▶ **WHAT TO PRODUCE**
Write the records out again, precisely as they stand.

▶ **ENTRIES**

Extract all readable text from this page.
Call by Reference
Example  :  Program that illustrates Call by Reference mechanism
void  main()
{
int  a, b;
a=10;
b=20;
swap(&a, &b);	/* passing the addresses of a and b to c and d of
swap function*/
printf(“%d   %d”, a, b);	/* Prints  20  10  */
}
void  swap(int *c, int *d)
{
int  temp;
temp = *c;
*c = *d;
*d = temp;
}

▶ **RESULT FOR THIS TASK**
Extract all readable text from this page.
Call by Reference
Example  :  Program that illustrates Call by Reference mechanism
void  main()
{
int  a, b;
a=10;
b=20;
swap(&a, &b);	/* passing the addresses of a and b to c and d of
swap function*/
printf(“%d   %d”, a, b);	/* Prints  20  10  */
}
void  swap(int *c, int *d)
{
int  temp;
temp = *c;
*c = *d;
*d = temp;
}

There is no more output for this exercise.